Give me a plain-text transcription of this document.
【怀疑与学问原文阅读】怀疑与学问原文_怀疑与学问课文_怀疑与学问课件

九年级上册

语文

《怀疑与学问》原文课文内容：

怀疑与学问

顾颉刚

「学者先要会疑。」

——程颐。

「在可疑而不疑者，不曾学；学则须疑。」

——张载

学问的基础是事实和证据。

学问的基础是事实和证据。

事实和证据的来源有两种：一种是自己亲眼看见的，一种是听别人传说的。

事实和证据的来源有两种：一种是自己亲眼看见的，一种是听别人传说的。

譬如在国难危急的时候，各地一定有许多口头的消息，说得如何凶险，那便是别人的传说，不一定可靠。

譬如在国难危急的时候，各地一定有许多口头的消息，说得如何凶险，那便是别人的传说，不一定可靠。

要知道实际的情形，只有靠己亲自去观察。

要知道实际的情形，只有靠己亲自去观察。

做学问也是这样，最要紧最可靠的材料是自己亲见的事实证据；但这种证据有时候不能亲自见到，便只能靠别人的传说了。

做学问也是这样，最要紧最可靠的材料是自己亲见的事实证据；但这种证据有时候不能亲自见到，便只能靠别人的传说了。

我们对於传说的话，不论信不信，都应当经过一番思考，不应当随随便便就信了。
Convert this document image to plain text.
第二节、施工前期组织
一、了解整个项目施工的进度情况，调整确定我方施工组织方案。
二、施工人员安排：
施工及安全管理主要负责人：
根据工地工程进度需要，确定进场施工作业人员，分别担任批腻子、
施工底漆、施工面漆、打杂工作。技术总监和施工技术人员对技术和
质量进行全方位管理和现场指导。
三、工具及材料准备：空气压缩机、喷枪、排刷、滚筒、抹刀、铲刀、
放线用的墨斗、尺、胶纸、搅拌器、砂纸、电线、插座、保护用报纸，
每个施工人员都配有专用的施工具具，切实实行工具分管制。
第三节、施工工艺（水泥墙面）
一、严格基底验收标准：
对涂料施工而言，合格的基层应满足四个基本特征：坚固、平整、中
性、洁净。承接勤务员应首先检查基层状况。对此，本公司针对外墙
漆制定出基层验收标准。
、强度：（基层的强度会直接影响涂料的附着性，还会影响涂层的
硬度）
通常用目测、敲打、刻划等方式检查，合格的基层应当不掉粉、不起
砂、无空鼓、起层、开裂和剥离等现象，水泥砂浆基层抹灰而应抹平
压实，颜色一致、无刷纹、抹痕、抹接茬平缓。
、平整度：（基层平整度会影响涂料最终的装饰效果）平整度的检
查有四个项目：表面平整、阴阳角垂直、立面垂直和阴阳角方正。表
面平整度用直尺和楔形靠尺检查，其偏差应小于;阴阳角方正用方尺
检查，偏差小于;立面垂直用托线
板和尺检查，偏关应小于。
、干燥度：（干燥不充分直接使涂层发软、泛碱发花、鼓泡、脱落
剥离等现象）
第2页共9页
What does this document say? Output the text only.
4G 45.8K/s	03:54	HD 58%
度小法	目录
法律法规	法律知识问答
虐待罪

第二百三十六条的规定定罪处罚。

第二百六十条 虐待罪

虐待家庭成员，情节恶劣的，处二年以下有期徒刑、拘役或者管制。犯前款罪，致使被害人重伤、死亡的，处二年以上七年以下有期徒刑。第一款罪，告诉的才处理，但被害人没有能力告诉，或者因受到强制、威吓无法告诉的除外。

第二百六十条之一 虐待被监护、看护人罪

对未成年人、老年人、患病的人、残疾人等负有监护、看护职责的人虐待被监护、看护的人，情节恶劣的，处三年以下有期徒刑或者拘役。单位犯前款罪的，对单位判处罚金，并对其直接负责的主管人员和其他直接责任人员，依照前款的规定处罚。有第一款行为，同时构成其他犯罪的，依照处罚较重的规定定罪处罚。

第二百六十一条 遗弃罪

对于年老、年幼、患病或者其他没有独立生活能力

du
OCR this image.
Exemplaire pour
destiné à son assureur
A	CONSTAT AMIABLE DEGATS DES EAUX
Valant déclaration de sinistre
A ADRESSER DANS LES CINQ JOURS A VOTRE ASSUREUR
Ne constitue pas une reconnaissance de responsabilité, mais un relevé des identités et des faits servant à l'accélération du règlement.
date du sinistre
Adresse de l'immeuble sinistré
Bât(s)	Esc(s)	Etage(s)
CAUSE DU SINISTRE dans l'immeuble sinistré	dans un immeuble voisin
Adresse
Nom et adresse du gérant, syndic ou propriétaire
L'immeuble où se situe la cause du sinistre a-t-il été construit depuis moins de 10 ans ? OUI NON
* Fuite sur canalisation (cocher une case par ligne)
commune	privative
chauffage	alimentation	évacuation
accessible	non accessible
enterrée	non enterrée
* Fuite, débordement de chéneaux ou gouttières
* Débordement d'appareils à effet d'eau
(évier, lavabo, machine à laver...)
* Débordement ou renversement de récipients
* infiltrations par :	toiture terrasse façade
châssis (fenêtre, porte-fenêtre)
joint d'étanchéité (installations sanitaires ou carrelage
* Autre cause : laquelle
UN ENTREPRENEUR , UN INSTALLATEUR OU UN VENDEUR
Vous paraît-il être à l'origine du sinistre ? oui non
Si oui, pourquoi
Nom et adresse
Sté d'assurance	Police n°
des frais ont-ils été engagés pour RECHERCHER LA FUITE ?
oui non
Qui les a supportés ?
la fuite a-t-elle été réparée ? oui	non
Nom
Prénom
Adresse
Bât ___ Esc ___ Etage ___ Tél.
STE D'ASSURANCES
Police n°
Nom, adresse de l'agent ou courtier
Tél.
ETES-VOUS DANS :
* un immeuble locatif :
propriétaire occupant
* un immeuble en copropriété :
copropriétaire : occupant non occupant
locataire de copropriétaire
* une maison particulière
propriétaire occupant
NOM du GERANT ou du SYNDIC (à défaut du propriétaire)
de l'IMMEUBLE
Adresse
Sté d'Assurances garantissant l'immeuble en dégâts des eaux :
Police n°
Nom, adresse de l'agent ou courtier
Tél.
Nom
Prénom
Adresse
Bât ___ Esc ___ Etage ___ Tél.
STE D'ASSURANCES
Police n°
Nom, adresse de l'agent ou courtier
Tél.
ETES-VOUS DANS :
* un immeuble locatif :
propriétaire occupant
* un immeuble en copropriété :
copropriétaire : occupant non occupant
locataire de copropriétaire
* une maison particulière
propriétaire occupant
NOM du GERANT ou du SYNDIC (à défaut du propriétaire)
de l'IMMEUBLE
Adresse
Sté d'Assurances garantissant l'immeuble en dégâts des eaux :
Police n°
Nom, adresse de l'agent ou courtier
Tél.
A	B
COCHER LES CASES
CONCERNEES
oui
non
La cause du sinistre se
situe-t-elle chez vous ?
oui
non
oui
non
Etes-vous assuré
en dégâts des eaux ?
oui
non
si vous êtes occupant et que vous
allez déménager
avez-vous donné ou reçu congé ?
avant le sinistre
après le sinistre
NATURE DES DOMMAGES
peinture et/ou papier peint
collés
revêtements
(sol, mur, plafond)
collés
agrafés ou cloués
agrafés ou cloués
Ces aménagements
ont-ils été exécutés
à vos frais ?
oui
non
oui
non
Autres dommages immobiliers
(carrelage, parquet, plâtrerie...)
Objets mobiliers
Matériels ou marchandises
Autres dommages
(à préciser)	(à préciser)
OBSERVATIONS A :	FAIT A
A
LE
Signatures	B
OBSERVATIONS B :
+ + + + + + +
Work required -
Print every record above exactly as written.

Answer to the task -
Give me a plain-text transcription of this document.
【怀疑与学问原文阅读】怀疑与学问原文_怀疑与学问课文_怀疑与学问课件

九年级上册

语文

《怀疑与学问》原文课文内容：

怀疑与学问

顾颉刚

「学者先要会疑。」

——程颐。

「在可疑而不疑者，不曾学；学则须疑。」

——张载

学问的基础是事实和证据。

学问的基础是事实和证据。

事实和证据的来源有两种：一种是自己亲眼看见的，一种是听别人传说的。

事实和证据的来源有两种：一种是自己亲眼看见的，一种是听别人传说的。

譬如在国难危急的时候，各地一定有许多口头的消息，说得如何凶险，那便是别人的传说，不一定可靠。

譬如在国难危急的时候，各地一定有许多口头的消息，说得如何凶险，那便是别人的传说，不一定可靠。

要知道实际的情形，只有靠己亲自去观察。

要知道实际的情形，只有靠己亲自去观察。

做学问也是这样，最要紧最可靠的材料是自己亲见的事实证据；但这种证据有时候不能亲自见到，便只能靠别人的传说了。

做学问也是这样，最要紧最可靠的材料是自己亲见的事实证据；但这种证据有时候不能亲自见到，便只能靠别人的传说了。

我们对於传说的话，不论信不信，都应当经过一番思考，不应当随随便便就信了。
Convert this document image to plain text.
第二节、施工前期组织
一、了解整个项目施工的进度情况，调整确定我方施工组织方案。
二、施工人员安排：
施工及安全管理主要负责人：
根据工地工程进度需要，确定进场施工作业人员，分别担任批腻子、
施工底漆、施工面漆、打杂工作。技术总监和施工技术人员对技术和
质量进行全方位管理和现场指导。
三、工具及材料准备：空气压缩机、喷枪、排刷、滚筒、抹刀、铲刀、
放线用的墨斗、尺、胶纸、搅拌器、砂纸、电线、插座、保护用报纸，
每个施工人员都配有专用的施工具具，切实实行工具分管制。
第三节、施工工艺（水泥墙面）
一、严格基底验收标准：
对涂料施工而言，合格的基层应满足四个基本特征：坚固、平整、中
性、洁净。承接勤务员应首先检查基层状况。对此，本公司针对外墙
漆制定出基层验收标准。
、强度：（基层的强度会直接影响涂料的附着性，还会影响涂层的
硬度）
通常用目测、敲打、刻划等方式检查，合格的基层应当不掉粉、不起
砂、无空鼓、起层、开裂和剥离等现象，水泥砂浆基层抹灰而应抹平
压实，颜色一致、无刷纹、抹痕、抹接茬平缓。
、平整度：（基层平整度会影响涂料最终的装饰效果）平整度的检
查有四个项目：表面平整、阴阳角垂直、立面垂直和阴阳角方正。表
面平整度用直尺和楔形靠尺检查，其偏差应小于;阴阳角方正用方尺
检查，偏差小于;立面垂直用托线
板和尺检查，偏关应小于。
、干燥度：（干燥不充分直接使涂层发软、泛碱发花、鼓泡、脱落
剥离等现象）
第2页共9页
What does this document say? Output the text only.
4G 45.8K/s	03:54	HD 58%
度小法	目录
法律法规	法律知识问答
虐待罪

第二百三十六条的规定定罪处罚。

第二百六十条 虐待罪

虐待家庭成员，情节恶劣的，处二年以下有期徒刑、拘役或者管制。犯前款罪，致使被害人重伤、死亡的，处二年以上七年以下有期徒刑。第一款罪，告诉的才处理，但被害人没有能力告诉，或者因受到强制、威吓无法告诉的除外。

第二百六十条之一 虐待被监护、看护人罪

对未成年人、老年人、患病的人、残疾人等负有监护、看护职责的人虐待被监护、看护的人，情节恶劣的，处三年以下有期徒刑或者拘役。单位犯前款罪的，对单位判处罚金，并对其直接负责的主管人员和其他直接责任人员，依照前款的规定处罚。有第一款行为，同时构成其他犯罪的，依照处罚较重的规定定罪处罚。

第二百六十一条 遗弃罪

对于年老、年幼、患病或者其他没有独立生活能力

du
OCR this image.
Exemplaire pour
destiné à son assureur
A	CONSTAT AMIABLE DEGATS DES EAUX
Valant déclaration de sinistre
A ADRESSER DANS LES CINQ JOURS A VOTRE ASSUREUR
Ne constitue pas une reconnaissance de responsabilité, mais un relevé des identités et des faits servant à l'accélération du règlement.
date du sinistre
Adresse de l'immeuble sinistré
Bât(s)	Esc(s)	Etage(s)
CAUSE DU SINISTRE dans l'immeuble sinistré	dans un immeuble voisin
Adresse
Nom et adresse du gérant, syndic ou propriétaire
L'immeuble où se situe la cause du sinistre a-t-il été construit depuis moins de 10 ans ? OUI NON
* Fuite sur canalisation (cocher une case par ligne)
commune	privative
chauffage	alimentation	évacuation
accessible	non accessible
enterrée	non enterrée
* Fuite, débordement de chéneaux ou gouttières
* Débordement d'appareils à effet d'eau
(évier, lavabo, machine à laver...)
* Débordement ou renversement de récipients
* infiltrations par :	toiture terrasse façade
châssis (fenêtre, porte-fenêtre)
joint d'étanchéité (installations sanitaires ou carrelage
* Autre cause : laquelle
UN ENTREPRENEUR , UN INSTALLATEUR OU UN VENDEUR
Vous paraît-il être à l'origine du sinistre ? oui non
Si oui, pourquoi
Nom et adresse
Sté d'assurance	Police n°
des frais ont-ils été engagés pour RECHERCHER LA FUITE ?
oui non
Qui les a supportés ?
la fuite a-t-elle été réparée ? oui	non
Nom
Prénom
Adresse
Bât ___ Esc ___ Etage ___ Tél.
STE D'ASSURANCES
Police n°
Nom, adresse de l'agent ou courtier
Tél.
ETES-VOUS DANS :
* un immeuble locatif :
propriétaire occupant
* un immeuble en copropriété :
copropriétaire : occupant non occupant
locataire de copropriétaire
* une maison particulière
propriétaire occupant
NOM du GERANT ou du SYNDIC (à défaut du propriétaire)
de l'IMMEUBLE
Adresse
Sté d'Assurances garantissant l'immeuble en dégâts des eaux :
Police n°
Nom, adresse de l'agent ou courtier
Tél.
Nom
Prénom
Adresse
Bât ___ Esc ___ Etage ___ Tél.
STE D'ASSURANCES
Police n°
Nom, adresse de l'agent ou courtier
Tél.
ETES-VOUS DANS :
* un immeuble locatif :
propriétaire occupant
* un immeuble en copropriété :
copropriétaire : occupant non occupant
locataire de copropriétaire
* une maison particulière
propriétaire occupant
NOM du GERANT ou du SYNDIC (à défaut du propriétaire)
de l'IMMEUBLE
Adresse
Sté d'Assurances garantissant l'immeuble en dégâts des eaux :
Police n°
Nom, adresse de l'agent ou courtier
Tél.
A	B
COCHER LES CASES
CONCERNEES
oui
non
La cause du sinistre se
situe-t-elle chez vous ?
oui
non
oui
non
Etes-vous assuré
en dégâts des eaux ?
oui
non
si vous êtes occupant et que vous
allez déménager
avez-vous donné ou reçu congé ?
avant le sinistre
après le sinistre
NATURE DES DOMMAGES
peinture et/ou papier peint
collés
revêtements
(sol, mur, plafond)
collés
agrafés ou cloués
agrafés ou cloués
Ces aménagements
ont-ils été exécutés
à vos frais ?
oui
non
oui
non
Autres dommages immobiliers
(carrelage, parquet, plâtrerie...)
Objets mobiliers
Matériels ou marchandises
Autres dommages
(à préciser)	(à préciser)
OBSERVATIONS A :	FAIT A
A
LE
Signatures	B
OBSERVATIONS B :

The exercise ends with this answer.